What to produce = In the entries below, how many lines hold the string "payment"? Give only the number.

Data rows =
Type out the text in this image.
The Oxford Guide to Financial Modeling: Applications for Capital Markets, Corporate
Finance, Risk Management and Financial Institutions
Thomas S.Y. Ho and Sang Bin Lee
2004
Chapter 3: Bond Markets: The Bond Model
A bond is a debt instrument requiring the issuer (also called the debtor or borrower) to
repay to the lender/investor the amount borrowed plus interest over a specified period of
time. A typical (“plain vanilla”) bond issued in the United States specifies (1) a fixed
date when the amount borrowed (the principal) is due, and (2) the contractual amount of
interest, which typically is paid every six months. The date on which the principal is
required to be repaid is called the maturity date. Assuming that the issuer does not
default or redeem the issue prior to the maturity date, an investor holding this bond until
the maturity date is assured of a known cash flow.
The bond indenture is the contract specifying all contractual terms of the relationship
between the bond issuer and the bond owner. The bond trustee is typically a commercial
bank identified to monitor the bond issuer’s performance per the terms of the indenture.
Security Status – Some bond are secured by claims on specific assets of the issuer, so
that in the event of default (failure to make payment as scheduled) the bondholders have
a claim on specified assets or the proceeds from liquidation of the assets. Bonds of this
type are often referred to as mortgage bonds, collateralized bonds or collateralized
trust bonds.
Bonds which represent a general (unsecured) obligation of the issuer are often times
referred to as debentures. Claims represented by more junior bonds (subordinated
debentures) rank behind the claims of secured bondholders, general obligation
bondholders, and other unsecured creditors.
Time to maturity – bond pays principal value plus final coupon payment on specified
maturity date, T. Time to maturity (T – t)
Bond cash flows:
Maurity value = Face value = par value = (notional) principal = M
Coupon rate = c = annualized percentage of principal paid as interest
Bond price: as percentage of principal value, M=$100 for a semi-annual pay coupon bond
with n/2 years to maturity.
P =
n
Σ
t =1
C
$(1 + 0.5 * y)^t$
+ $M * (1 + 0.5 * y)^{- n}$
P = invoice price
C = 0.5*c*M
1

Complete output = 2